## Instruksi Tugas A
Salin tanpa perubahan bagian kutipan teks mulai dari "2)      Memperjuangkan untuk" sampai dengan "anak-anak sekolah rakyat.".
## Instruksi Tugas B
Apakah pernyataan berikut sesuai dengan kutipan teks? Jawab ya atau tidak untuk tiap pernyataan, lalu kutip kata-kata dari teks yang menentukan jawabannya.
(i) Parindra tetap hidup sampai tahun 1942.
(ii) Parindra memperjuangkan kenaikan uang sekolah.
(iii) Menurut KBBI, petisi adalah permohonan resmi kepada pemerintah.
## Instruksi Tugas C
Tulis semua jenis sekolah yang disebut namanya dalam kutipan teks.

## Kutipan Teks
________________________________________

1)      Memperjuangkan untuk dapatnya mengubah jumlah dan jenis sekolah yang cocok dengan rencana kemakmuran dan perkembangan penduduk.
2)      Memperjuangkan untuk dapatnya menurunkan uang sekolah dengan maksud agar sesuai dengan kemampuan rakyat. Di samping itu juga diperjuangkan agar supaya anak-anak yang tidak mampu mendapat kesempatan untuk belajar dengan cuma-Cuma
3)      Memperjuangkan untuk dapatnya memberikan beasiswa secara luas dan menyelenggarakan asrama murah bagi para siswa sekolah menengah dan sekolah tinggi dan apabila dipandang perlu juga untuk anak-anak sekolah rakyat.
Dengan melihat usaha-usaha Parindra yang menyeluruh, maka wajar apabila Parindra mendapat sambutan yang baik sekali dari masyarakat Jawa Timur sehingga partai ini hidup terus sampai nanti tahun 1942. Dengan bergantinya penjajah, dari penjajah Belanda kepada penjajah Jepang yang mana Jepang melarang partai yang berbau politik hidup di Indonesia.

B.      Petisi Soetarjo
a.    Pengertian Petisi Sutarjo
Menurut Kamus Besar Bahasa Indonesia (KBBI), petisi adalah permohonan resmi kepada pemerintah, yang di maksudkan disini adalah Presiden, Raja atau Ratu dan sebagainya. Sebagai contoh dari sebuah petisi adalah mahasiswa mengajukan petisi menuntut Presiden Susilo Bambang Yudhoyono mundur dari jabatannya.

________________________________________

## Listing yang Diberikan
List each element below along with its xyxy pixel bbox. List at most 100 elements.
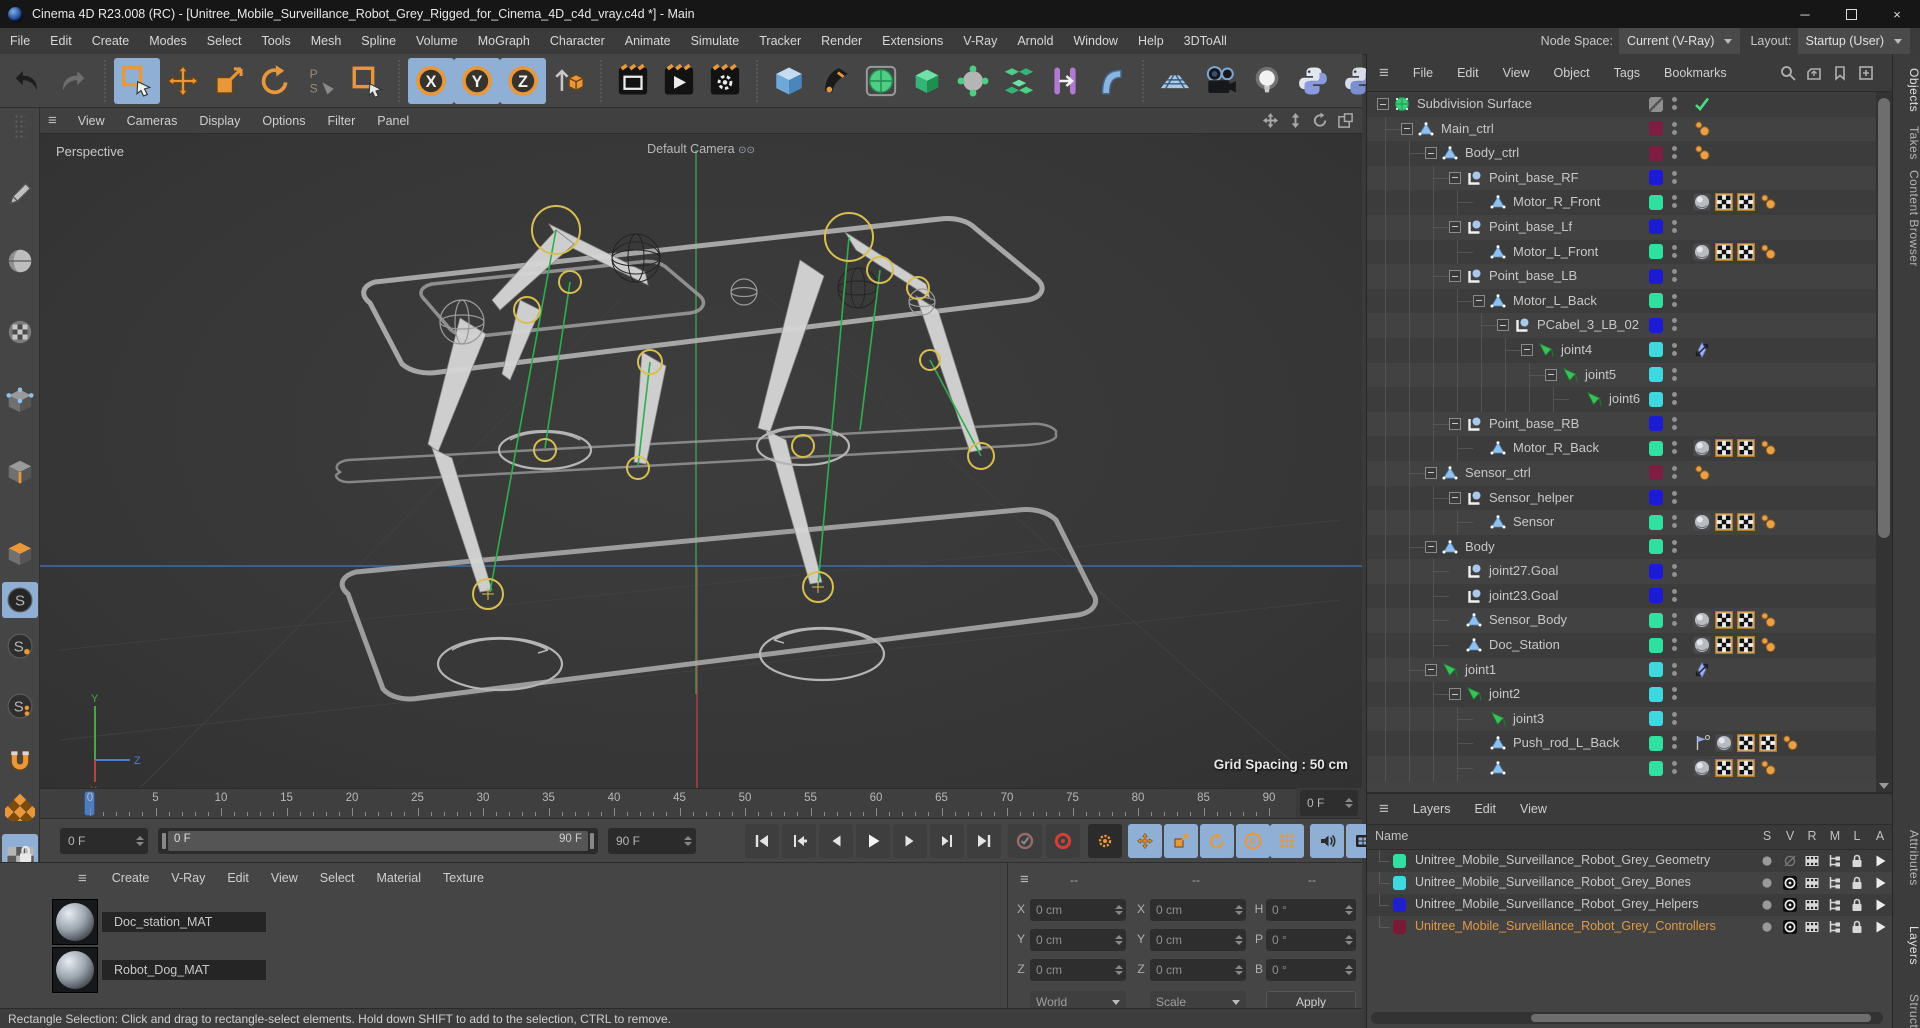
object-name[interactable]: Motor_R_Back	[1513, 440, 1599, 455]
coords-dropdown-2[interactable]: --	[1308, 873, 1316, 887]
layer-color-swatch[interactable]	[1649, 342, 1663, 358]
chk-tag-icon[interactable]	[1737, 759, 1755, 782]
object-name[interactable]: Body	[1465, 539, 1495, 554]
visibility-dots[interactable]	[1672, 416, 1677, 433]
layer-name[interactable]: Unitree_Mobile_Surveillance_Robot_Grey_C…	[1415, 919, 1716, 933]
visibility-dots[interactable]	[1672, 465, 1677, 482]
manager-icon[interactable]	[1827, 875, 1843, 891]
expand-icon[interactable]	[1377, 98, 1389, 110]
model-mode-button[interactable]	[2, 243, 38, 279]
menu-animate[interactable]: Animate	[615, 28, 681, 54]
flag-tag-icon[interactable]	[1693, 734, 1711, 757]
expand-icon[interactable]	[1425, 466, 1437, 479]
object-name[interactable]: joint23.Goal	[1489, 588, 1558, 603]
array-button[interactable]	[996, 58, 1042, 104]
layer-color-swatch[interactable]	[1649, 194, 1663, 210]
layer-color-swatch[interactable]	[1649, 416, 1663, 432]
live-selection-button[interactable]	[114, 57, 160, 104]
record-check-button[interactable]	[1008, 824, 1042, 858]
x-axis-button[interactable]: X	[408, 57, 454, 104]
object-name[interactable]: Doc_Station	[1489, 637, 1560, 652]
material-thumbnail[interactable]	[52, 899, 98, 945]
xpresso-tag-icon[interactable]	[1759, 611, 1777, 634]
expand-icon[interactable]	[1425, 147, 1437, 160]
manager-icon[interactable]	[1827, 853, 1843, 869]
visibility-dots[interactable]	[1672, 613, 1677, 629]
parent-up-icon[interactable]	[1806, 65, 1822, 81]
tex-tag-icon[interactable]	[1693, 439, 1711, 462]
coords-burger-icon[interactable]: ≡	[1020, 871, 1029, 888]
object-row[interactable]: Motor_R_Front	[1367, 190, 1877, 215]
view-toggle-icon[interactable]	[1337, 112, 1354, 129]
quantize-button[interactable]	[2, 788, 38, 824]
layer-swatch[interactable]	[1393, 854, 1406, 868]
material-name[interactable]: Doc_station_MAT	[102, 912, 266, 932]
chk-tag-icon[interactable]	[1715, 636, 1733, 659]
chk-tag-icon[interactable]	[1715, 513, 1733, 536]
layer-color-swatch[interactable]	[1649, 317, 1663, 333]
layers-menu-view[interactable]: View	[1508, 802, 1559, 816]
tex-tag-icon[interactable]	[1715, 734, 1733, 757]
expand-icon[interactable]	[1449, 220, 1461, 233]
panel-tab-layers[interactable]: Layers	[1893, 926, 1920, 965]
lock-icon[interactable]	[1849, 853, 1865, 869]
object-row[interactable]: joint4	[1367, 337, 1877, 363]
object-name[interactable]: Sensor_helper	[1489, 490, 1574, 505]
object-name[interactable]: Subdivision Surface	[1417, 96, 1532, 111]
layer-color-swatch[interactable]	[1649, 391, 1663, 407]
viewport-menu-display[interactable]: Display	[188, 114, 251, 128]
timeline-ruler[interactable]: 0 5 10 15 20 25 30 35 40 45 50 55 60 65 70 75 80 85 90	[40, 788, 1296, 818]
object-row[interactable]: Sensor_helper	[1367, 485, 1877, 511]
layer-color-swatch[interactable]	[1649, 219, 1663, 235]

________________________________________

## Hasil Tugas A
2)      Memperjuangkan untuk dapatnya menurunkan uang sekolah dengan maksud agar sesuai dengan kemampuan rakyat. Di samping itu juga diperjuangkan agar supaya anak-anak yang tidak mampu mendapat kesempatan untuk belajar dengan cuma-Cuma
3)      Memperjuangkan untuk dapatnya memberikan beasiswa secara luas dan menyelenggarakan asrama murah bagi para siswa sekolah menengah dan sekolah tinggi dan apabila dipandang perlu juga untuk anak-anak sekolah rakyat.

## Hasil Tugas B
(i) Ya: "sehingga partai ini hidup terus sampai nanti tahun 1942"
(ii) Tidak: "Memperjuangkan untuk dapatnya menurunkan uang sekolah"
(iii) Ya: "petisi adalah permohonan resmi kepada pemerintah"

## Hasil Tugas C
sekolah menengah, sekolah tinggi, sekolah rakyat